### Excerpted data

....................

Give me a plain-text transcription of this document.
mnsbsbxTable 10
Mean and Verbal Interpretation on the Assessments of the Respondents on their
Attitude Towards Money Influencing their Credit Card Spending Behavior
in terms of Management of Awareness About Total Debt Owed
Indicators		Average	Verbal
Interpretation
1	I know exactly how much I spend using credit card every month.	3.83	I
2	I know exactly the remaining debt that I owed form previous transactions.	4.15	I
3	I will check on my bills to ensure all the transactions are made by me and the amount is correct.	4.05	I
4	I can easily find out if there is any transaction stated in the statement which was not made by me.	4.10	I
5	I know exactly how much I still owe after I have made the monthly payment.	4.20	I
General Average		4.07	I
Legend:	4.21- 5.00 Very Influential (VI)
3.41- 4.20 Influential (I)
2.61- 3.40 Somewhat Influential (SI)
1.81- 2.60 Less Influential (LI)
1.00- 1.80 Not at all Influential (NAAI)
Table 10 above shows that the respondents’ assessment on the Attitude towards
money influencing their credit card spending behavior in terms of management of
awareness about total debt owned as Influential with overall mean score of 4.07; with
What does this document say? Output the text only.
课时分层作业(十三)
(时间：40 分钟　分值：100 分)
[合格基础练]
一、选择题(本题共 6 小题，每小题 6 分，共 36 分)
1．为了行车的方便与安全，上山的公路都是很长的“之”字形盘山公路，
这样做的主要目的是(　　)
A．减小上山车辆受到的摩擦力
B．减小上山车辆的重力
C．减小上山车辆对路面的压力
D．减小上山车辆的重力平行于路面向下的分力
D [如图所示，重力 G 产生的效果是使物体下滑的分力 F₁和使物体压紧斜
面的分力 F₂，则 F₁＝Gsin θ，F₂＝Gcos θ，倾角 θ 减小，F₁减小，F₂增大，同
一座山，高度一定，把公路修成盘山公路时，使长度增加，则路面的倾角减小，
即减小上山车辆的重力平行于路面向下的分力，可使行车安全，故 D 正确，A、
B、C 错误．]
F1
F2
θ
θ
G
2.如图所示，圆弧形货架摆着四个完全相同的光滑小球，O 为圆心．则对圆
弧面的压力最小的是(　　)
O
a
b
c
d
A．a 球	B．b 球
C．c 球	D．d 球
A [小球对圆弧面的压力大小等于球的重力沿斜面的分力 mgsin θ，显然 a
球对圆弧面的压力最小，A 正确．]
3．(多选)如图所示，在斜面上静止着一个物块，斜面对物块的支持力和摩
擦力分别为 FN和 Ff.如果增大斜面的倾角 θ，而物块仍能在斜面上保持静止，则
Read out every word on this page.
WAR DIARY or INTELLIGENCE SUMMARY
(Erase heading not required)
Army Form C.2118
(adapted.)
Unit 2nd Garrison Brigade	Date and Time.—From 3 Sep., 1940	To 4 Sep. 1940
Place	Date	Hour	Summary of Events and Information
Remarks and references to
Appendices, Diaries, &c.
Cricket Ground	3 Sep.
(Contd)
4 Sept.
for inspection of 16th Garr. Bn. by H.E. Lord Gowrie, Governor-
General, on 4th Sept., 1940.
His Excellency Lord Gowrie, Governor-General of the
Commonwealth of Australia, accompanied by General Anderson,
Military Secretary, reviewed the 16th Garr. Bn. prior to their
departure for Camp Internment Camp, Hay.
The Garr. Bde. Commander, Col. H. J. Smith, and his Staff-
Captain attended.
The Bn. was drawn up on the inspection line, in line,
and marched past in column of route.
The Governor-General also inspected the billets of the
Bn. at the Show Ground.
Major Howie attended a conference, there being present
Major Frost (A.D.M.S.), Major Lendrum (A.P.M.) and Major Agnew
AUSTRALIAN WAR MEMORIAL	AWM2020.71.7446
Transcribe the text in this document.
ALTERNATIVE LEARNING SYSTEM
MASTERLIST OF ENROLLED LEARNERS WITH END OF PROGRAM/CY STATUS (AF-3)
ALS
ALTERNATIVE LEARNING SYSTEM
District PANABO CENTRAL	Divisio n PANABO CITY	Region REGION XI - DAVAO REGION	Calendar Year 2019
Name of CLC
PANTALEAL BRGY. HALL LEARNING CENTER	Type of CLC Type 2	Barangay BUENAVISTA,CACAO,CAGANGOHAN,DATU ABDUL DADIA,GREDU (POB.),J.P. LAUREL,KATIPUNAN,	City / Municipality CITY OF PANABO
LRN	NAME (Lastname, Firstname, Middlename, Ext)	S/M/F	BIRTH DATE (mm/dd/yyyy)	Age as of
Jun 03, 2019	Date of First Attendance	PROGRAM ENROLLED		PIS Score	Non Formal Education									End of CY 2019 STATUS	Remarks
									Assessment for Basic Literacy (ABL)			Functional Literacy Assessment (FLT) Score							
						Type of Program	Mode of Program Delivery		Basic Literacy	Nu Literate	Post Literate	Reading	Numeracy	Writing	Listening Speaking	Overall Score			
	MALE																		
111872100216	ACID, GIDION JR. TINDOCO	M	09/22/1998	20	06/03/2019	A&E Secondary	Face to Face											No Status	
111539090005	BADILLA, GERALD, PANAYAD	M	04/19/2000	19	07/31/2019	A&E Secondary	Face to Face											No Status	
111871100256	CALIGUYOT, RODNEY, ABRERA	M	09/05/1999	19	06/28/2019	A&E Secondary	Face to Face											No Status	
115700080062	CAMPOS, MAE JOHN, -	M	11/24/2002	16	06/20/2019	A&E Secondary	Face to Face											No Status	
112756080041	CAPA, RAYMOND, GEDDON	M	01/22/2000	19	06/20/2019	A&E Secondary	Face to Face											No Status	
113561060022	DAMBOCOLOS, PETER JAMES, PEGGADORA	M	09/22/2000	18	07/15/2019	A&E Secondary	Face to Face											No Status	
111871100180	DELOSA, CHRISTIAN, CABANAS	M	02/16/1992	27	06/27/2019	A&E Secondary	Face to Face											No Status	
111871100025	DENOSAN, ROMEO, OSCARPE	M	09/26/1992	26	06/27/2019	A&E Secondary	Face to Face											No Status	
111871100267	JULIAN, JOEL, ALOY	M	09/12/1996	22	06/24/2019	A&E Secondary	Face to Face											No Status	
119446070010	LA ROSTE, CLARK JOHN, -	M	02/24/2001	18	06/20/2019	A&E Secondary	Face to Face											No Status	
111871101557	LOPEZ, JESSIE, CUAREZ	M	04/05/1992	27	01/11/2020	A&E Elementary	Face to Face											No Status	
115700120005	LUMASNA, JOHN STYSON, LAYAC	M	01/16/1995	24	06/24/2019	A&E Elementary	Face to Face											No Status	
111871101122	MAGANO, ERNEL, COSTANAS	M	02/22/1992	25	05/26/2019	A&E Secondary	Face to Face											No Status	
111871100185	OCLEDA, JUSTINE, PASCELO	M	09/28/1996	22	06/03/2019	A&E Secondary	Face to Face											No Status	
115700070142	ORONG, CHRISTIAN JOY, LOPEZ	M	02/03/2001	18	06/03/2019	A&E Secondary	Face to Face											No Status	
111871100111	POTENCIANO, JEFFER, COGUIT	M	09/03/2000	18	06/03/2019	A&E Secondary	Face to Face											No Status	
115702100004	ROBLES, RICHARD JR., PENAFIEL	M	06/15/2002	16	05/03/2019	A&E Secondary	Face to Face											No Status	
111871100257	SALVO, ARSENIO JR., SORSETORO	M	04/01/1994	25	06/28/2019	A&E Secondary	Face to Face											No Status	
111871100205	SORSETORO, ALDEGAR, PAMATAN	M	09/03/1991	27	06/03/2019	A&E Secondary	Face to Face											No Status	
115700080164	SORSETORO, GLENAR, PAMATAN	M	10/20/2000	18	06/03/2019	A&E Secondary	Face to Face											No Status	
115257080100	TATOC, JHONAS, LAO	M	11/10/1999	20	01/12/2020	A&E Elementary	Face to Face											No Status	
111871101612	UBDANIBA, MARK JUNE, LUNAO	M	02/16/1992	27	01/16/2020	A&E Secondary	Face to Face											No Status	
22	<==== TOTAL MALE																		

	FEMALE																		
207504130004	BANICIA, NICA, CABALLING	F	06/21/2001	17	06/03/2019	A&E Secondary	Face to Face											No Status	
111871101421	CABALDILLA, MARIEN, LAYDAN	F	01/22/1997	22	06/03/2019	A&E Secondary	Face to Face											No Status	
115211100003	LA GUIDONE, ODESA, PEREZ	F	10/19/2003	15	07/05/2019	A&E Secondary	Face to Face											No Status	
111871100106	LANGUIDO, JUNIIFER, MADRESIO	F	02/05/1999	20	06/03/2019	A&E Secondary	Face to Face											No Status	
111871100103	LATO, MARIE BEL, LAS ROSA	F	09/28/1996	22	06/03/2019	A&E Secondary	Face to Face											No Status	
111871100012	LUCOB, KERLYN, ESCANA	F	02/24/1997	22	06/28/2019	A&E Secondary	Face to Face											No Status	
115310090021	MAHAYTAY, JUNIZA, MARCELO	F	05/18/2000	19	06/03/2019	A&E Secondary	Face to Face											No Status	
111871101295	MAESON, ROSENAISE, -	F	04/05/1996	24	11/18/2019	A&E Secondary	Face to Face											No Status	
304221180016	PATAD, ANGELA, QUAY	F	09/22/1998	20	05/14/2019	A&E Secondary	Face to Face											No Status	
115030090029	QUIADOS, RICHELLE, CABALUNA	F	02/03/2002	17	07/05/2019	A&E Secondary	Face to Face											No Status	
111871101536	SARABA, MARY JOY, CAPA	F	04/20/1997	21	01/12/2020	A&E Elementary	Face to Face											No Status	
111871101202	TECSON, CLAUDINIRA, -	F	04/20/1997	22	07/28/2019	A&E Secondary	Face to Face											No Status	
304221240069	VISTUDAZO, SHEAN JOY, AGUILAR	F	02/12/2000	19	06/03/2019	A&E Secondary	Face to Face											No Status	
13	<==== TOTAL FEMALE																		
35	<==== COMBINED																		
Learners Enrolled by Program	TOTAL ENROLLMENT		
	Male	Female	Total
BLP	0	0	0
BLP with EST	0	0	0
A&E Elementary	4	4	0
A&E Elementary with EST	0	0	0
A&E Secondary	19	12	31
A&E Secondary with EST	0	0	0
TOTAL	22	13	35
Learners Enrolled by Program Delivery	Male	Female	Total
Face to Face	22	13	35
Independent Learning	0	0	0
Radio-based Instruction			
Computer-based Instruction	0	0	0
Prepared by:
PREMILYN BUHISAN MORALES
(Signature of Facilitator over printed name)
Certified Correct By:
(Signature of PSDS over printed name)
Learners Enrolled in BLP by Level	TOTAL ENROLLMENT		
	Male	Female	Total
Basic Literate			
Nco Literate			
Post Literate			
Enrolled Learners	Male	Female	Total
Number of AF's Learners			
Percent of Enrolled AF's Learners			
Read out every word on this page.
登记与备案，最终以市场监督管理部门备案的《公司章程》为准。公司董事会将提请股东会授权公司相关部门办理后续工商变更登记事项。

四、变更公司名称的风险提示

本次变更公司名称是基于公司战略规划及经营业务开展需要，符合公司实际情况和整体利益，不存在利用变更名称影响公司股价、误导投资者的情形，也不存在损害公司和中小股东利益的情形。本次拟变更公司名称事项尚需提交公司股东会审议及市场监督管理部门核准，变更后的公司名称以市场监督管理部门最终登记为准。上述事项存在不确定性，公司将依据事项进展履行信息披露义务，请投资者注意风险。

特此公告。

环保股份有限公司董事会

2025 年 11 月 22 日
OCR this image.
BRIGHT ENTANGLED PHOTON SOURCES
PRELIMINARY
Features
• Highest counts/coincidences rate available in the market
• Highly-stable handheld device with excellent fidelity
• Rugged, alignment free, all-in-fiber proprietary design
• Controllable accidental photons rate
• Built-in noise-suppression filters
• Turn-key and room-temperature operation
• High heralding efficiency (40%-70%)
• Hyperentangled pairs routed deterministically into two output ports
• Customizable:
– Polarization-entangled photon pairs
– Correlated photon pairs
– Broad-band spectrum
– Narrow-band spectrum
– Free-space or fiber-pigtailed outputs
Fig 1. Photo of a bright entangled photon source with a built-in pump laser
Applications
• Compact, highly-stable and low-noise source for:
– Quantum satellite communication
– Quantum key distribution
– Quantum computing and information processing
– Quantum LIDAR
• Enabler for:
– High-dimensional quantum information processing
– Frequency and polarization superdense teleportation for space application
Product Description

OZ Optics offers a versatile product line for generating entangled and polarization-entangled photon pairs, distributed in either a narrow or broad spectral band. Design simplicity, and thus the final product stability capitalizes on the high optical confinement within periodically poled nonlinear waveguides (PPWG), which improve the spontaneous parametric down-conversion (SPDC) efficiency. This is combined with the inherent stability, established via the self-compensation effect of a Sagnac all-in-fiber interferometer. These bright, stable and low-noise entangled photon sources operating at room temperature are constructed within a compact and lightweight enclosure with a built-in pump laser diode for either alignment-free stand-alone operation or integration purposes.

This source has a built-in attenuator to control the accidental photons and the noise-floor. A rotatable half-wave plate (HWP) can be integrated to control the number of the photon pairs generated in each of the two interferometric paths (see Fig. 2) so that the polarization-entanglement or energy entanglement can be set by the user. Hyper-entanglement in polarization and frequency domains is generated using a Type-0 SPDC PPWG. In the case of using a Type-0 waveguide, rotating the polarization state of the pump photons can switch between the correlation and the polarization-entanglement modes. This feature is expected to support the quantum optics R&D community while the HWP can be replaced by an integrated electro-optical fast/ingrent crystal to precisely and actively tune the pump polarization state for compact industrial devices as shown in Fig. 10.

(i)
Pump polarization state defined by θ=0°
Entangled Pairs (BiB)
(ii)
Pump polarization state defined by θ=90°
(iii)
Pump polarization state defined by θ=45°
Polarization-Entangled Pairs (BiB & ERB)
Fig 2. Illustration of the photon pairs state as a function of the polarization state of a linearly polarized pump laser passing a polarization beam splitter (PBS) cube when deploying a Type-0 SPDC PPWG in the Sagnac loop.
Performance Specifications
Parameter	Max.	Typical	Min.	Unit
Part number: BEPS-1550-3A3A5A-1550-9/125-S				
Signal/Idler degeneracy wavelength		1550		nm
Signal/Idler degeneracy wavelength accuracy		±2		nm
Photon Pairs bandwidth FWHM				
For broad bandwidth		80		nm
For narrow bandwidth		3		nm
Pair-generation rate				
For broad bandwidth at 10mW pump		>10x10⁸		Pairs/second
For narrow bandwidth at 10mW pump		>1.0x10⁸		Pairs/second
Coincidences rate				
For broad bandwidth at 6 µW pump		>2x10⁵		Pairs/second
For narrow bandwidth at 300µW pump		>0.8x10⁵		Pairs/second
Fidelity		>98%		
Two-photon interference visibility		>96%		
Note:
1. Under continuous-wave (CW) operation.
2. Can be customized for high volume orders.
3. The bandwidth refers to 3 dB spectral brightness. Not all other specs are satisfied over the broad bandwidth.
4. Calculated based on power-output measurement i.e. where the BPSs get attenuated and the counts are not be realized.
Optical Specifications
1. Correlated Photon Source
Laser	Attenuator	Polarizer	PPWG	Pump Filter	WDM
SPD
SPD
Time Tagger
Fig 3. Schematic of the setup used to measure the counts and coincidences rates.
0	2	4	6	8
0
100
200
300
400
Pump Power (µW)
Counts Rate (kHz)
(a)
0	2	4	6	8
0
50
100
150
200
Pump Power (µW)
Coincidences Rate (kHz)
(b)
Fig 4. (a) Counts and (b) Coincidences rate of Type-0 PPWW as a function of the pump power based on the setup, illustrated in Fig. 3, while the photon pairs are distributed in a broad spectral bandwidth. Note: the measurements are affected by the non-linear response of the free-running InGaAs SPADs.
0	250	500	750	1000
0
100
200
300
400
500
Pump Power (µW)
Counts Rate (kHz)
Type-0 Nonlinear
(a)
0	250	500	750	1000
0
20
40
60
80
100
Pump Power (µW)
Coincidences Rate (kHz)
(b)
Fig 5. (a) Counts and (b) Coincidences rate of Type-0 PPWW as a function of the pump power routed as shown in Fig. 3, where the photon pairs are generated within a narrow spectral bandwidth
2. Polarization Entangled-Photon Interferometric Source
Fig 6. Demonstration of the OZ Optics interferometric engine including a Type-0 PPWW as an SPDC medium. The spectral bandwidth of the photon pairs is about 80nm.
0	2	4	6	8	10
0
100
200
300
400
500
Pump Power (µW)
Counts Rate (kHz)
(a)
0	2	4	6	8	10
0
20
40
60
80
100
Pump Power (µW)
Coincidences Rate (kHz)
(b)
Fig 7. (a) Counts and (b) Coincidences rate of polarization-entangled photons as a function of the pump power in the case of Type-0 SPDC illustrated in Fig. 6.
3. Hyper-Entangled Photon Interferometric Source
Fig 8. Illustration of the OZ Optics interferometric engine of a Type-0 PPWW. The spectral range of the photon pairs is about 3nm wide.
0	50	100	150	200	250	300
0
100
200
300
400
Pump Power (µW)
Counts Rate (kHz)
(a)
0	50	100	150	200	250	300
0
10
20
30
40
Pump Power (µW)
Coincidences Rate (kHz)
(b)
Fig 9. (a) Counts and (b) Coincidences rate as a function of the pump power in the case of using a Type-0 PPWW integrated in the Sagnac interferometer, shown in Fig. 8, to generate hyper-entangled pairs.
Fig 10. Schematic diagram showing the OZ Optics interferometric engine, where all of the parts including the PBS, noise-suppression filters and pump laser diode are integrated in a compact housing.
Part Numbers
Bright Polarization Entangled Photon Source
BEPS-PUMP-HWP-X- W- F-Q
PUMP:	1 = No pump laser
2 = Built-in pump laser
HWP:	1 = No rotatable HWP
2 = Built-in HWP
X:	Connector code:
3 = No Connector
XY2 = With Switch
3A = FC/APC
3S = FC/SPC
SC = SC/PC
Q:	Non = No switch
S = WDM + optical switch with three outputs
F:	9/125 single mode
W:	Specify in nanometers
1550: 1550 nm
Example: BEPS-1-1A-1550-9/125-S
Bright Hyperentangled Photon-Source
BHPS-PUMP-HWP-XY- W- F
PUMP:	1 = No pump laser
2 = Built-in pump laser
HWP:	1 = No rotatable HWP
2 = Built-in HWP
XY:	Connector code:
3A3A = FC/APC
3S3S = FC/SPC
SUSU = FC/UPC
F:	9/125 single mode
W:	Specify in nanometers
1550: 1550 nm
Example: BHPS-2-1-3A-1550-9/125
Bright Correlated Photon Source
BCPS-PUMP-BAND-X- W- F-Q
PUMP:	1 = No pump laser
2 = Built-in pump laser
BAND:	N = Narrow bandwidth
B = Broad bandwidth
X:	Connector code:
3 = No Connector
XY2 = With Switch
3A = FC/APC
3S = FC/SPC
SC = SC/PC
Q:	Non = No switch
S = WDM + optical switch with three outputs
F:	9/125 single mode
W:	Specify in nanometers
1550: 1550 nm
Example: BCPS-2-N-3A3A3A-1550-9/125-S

....................

### Aim of the exercise
Make a list of all lines in the data that contain "document".

### Exercise answer
Give me a plain-text transcription of this document.
What does this document say? Output the text only.
Transcribe the text in this document.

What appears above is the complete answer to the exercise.